#### What is needed
All lines with the word "type" in the material below are required.

#### Information supplied
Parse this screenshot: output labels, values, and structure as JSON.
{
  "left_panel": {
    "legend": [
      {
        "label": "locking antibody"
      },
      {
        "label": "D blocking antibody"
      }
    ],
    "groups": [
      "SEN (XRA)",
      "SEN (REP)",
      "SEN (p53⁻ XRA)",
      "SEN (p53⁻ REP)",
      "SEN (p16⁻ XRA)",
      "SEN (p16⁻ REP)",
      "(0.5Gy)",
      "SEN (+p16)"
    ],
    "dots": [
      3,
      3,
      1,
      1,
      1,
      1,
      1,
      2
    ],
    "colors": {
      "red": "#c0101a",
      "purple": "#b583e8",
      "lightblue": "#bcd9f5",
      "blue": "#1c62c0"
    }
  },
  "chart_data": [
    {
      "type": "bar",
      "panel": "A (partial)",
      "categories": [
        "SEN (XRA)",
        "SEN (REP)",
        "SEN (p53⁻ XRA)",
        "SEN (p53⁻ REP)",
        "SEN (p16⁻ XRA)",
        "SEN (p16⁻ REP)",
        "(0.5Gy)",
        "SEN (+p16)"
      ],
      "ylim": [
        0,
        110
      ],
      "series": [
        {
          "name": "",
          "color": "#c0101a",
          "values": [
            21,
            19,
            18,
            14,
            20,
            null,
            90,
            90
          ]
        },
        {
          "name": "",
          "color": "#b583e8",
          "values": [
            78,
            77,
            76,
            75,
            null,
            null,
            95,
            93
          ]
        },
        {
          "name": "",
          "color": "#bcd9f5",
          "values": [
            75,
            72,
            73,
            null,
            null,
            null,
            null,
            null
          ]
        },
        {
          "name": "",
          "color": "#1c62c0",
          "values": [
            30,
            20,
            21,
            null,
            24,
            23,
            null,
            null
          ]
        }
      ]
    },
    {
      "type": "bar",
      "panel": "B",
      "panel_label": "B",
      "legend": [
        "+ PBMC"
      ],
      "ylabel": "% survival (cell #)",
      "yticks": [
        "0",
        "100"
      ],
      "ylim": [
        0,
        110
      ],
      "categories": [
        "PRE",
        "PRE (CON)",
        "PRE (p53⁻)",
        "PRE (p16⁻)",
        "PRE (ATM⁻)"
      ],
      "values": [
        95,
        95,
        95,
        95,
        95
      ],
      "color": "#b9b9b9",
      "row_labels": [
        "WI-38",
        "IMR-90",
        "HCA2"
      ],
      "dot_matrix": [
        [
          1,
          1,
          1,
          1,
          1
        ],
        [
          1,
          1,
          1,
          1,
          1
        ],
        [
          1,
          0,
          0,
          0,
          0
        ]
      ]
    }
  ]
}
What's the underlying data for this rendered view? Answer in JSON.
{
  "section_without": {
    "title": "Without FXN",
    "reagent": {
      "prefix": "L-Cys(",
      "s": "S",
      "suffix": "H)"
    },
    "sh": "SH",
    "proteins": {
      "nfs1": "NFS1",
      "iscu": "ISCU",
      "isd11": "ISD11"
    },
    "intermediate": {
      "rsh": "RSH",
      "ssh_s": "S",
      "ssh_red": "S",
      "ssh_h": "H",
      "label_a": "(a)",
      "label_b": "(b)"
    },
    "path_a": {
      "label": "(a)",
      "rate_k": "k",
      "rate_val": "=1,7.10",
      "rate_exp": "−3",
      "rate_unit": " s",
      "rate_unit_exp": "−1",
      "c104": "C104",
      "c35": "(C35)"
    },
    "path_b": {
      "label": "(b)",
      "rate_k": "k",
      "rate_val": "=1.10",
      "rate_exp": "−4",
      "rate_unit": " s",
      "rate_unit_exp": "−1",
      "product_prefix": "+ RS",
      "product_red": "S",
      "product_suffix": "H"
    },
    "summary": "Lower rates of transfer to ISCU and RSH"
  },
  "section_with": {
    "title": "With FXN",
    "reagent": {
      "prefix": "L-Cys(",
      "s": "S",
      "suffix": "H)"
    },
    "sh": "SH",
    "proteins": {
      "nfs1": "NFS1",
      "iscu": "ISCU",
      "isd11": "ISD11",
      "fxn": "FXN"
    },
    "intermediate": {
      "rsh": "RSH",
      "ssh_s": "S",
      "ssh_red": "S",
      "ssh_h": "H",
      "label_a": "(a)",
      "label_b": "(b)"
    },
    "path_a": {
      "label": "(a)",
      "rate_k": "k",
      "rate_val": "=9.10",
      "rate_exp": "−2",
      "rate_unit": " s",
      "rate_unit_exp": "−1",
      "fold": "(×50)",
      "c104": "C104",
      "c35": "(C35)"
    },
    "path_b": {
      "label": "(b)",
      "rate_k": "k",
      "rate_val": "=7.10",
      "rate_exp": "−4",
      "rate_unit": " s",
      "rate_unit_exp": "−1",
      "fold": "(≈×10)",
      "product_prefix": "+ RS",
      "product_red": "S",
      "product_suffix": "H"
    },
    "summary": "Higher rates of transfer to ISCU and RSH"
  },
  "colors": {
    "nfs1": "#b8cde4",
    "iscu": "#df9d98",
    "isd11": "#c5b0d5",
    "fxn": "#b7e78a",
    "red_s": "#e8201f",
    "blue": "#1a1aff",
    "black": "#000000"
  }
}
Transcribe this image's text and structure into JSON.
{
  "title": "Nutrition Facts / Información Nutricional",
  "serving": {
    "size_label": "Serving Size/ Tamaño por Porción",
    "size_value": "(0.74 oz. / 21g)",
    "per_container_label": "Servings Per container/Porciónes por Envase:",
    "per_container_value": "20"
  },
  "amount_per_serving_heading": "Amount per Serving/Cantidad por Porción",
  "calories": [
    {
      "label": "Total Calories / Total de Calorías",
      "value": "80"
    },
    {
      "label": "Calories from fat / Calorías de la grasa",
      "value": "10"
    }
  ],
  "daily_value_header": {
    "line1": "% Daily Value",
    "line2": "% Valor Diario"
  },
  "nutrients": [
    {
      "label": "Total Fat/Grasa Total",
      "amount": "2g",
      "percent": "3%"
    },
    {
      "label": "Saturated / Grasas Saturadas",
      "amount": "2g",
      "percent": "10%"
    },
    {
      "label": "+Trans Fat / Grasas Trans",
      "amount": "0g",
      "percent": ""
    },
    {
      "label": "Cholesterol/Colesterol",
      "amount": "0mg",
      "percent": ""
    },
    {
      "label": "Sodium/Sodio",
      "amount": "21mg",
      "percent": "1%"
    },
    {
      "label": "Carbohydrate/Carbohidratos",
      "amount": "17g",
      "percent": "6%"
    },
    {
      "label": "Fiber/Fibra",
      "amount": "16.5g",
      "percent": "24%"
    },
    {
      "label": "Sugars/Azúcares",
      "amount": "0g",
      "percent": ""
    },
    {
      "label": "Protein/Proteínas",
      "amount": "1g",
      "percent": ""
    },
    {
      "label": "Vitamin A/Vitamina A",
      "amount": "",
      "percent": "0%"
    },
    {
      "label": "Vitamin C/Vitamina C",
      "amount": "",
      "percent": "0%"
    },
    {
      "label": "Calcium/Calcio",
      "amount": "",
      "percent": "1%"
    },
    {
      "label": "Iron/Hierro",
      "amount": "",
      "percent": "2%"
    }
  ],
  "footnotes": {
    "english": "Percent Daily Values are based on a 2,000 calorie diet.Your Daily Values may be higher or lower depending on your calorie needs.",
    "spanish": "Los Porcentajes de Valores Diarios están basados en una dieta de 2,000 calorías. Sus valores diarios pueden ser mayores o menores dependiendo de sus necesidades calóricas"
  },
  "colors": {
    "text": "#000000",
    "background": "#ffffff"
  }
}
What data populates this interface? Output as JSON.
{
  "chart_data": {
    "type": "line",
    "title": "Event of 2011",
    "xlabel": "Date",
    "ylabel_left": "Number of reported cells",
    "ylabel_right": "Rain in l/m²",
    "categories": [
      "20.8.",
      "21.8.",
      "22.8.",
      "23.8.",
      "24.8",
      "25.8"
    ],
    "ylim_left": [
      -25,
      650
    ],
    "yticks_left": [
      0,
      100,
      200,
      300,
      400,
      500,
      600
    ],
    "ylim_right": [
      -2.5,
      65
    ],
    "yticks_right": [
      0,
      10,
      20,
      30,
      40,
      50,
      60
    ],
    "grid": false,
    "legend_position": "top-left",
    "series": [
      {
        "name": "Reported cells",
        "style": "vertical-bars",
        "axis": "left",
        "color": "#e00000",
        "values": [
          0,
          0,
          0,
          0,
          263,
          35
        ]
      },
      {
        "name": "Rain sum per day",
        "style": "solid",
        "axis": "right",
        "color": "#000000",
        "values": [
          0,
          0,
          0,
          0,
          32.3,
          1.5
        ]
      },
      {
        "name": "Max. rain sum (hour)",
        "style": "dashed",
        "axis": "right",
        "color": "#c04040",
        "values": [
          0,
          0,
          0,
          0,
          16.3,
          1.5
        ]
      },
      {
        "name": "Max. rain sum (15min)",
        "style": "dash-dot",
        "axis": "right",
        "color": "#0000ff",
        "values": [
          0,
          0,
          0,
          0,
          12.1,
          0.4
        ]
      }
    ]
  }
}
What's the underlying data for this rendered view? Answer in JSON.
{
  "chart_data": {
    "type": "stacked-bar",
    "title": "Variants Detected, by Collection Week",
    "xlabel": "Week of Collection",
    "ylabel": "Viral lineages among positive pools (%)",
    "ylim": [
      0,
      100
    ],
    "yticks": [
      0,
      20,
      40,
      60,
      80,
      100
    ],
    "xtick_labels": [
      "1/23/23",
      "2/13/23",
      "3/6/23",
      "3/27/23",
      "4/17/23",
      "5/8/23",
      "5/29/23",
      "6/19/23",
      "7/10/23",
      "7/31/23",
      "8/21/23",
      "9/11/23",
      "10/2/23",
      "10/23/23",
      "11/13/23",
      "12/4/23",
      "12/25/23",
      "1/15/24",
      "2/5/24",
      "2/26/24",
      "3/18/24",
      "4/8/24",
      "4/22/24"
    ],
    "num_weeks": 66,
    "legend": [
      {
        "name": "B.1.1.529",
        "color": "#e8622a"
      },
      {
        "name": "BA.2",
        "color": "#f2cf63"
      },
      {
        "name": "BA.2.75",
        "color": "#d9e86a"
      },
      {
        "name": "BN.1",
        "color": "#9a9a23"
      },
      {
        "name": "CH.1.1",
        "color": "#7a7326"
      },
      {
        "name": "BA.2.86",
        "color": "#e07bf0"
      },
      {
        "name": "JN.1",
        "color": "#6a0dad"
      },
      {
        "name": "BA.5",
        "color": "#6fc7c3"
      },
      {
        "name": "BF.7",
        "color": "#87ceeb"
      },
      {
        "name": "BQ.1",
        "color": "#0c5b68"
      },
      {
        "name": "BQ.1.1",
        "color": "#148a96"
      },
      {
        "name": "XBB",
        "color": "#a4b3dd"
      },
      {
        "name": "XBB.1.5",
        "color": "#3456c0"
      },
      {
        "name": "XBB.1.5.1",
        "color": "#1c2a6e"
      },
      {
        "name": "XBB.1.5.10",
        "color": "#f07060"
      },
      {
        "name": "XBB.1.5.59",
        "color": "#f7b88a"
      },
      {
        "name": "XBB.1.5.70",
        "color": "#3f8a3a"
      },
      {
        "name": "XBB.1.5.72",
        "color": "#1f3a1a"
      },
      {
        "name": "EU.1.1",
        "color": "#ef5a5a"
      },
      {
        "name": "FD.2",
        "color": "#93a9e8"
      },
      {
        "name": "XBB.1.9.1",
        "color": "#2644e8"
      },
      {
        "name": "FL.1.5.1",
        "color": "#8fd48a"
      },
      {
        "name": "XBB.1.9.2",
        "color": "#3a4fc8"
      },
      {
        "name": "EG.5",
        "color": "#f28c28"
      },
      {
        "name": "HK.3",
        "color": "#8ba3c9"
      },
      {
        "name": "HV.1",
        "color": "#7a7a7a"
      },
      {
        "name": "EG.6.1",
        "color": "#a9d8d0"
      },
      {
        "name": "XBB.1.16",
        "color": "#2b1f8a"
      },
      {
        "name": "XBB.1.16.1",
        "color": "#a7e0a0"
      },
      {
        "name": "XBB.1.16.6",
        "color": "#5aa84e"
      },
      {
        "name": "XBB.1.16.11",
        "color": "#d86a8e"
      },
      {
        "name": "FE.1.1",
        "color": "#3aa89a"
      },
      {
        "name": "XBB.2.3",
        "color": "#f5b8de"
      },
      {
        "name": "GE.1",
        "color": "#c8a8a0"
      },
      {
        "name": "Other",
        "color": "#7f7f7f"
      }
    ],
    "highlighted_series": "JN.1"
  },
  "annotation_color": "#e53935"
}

#### Exercise solution
      "type": "bar",
      "type": "bar",
    "type": "line",
    "type": "stacked-bar",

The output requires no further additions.